_Data entries_
-.-.-
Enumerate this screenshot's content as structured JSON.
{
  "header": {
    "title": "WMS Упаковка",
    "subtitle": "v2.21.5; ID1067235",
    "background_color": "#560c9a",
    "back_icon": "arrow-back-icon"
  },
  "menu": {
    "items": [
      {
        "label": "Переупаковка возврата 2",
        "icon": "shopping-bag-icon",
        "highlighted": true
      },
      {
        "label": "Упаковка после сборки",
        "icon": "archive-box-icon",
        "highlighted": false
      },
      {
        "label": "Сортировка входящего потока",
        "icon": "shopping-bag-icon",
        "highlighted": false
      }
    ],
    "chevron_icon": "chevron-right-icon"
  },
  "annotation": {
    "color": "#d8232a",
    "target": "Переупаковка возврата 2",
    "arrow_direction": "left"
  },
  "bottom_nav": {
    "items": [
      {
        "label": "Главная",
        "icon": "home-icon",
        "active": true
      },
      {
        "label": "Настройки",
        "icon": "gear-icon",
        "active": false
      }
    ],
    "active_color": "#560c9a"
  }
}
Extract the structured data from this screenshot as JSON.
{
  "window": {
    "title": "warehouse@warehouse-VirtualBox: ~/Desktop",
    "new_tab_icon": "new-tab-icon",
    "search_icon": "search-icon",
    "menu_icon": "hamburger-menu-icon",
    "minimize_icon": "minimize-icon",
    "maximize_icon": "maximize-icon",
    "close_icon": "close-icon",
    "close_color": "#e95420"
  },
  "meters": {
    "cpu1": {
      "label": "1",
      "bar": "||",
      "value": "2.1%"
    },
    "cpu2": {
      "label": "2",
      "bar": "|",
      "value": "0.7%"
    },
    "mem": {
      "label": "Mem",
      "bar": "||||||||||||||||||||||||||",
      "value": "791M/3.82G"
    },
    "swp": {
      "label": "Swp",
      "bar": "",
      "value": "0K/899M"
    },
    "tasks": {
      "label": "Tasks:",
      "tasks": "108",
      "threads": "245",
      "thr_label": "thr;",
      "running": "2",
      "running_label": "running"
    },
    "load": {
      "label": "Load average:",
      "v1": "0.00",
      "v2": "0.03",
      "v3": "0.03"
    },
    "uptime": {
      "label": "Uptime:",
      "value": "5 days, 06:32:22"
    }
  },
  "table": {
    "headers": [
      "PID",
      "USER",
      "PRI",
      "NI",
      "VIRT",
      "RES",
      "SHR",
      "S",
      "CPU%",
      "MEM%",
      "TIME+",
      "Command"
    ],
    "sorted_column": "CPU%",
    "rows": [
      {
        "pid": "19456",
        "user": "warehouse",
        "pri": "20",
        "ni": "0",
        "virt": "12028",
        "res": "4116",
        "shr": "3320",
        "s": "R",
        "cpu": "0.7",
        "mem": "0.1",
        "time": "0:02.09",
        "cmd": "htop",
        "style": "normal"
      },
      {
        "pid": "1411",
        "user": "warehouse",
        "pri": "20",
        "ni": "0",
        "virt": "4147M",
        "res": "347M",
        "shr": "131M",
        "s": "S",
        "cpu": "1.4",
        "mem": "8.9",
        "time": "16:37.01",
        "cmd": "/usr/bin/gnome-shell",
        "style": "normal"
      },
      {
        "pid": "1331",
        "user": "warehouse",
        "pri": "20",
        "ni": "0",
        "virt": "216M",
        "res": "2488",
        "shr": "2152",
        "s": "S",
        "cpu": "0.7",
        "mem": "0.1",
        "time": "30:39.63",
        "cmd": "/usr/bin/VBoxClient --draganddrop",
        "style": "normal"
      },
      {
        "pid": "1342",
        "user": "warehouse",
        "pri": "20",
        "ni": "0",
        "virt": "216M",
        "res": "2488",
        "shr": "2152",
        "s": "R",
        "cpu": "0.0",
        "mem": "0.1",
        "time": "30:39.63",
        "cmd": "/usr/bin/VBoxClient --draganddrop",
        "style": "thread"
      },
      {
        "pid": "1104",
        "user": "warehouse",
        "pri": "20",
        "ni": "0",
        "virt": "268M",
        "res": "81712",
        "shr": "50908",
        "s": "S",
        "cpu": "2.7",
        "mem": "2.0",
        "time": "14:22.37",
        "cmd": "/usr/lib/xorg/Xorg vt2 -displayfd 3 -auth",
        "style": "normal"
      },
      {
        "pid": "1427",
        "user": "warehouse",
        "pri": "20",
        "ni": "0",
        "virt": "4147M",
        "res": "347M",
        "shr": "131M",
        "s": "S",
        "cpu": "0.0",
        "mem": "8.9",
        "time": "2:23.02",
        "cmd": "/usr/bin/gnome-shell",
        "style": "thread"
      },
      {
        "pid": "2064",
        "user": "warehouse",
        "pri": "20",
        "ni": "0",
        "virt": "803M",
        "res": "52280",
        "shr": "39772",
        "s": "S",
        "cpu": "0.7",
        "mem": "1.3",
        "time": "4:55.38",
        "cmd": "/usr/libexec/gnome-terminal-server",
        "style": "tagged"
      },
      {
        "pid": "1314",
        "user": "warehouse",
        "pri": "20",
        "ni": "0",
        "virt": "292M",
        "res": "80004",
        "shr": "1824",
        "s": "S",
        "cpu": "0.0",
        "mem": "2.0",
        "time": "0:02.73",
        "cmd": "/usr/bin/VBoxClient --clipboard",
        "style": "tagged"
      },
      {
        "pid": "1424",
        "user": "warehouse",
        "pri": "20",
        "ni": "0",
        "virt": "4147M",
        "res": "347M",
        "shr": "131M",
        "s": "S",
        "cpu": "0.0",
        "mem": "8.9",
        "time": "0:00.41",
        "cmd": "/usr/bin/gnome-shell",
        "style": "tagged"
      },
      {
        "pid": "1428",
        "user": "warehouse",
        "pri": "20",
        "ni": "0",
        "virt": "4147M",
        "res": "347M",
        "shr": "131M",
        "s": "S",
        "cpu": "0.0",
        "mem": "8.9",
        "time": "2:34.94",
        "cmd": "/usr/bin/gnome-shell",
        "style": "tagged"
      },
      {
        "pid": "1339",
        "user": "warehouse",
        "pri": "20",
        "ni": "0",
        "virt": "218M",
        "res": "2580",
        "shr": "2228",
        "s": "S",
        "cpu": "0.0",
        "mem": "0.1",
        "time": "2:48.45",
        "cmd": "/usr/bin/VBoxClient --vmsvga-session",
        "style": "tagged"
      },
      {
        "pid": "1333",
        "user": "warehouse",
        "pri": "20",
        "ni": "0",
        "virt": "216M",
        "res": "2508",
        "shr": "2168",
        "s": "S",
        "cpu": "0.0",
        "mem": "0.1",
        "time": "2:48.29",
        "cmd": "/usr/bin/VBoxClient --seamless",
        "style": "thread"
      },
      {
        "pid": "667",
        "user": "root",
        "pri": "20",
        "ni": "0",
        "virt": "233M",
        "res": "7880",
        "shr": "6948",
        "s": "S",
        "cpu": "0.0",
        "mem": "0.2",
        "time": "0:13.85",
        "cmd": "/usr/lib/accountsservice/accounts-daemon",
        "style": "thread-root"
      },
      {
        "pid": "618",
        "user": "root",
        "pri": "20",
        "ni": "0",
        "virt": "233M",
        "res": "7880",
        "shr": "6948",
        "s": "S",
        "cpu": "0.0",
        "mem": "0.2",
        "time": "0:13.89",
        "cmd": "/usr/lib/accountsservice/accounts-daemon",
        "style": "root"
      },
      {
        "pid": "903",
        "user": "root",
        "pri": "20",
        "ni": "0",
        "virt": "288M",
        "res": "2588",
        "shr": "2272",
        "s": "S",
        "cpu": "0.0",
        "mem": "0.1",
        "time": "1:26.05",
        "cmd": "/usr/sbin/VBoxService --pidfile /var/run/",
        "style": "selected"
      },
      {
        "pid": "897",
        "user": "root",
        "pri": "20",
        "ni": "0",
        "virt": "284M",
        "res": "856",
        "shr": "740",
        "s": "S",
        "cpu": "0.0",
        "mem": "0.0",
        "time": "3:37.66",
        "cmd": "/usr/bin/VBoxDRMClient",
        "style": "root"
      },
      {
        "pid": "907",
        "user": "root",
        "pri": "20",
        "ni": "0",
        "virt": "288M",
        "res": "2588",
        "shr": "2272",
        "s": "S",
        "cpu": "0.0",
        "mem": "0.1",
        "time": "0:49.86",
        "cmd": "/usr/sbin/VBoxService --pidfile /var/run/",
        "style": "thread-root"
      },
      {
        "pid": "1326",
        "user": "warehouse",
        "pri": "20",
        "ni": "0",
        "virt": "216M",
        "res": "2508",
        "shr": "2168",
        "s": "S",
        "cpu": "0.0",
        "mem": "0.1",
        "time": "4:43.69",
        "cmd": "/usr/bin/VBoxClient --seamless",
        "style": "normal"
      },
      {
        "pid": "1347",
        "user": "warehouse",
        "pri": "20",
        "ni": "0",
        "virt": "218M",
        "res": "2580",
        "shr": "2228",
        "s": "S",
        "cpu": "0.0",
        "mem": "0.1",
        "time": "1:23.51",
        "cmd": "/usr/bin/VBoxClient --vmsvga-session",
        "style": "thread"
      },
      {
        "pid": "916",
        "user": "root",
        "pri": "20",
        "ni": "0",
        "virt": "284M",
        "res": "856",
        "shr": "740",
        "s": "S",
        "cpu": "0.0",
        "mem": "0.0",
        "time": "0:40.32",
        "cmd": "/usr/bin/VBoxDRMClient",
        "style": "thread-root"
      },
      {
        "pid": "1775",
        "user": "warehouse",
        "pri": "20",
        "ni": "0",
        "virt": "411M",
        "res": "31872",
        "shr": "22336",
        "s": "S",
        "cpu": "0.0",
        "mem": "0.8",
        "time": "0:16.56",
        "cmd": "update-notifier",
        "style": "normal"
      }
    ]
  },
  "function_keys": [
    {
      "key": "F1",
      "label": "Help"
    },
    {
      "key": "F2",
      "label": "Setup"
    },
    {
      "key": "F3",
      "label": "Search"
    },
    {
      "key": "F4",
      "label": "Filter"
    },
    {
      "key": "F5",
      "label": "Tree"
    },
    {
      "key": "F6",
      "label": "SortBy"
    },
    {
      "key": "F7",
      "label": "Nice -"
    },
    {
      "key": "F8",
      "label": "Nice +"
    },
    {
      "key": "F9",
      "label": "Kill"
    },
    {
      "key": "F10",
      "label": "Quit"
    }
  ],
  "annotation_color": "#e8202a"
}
-.-.-
_Task instructions_
Gather all lines of the records that include the word "JSON".

_Written solution_
Enumerate this screenshot's content as structured JSON.
Extract the structured data from this screenshot as JSON.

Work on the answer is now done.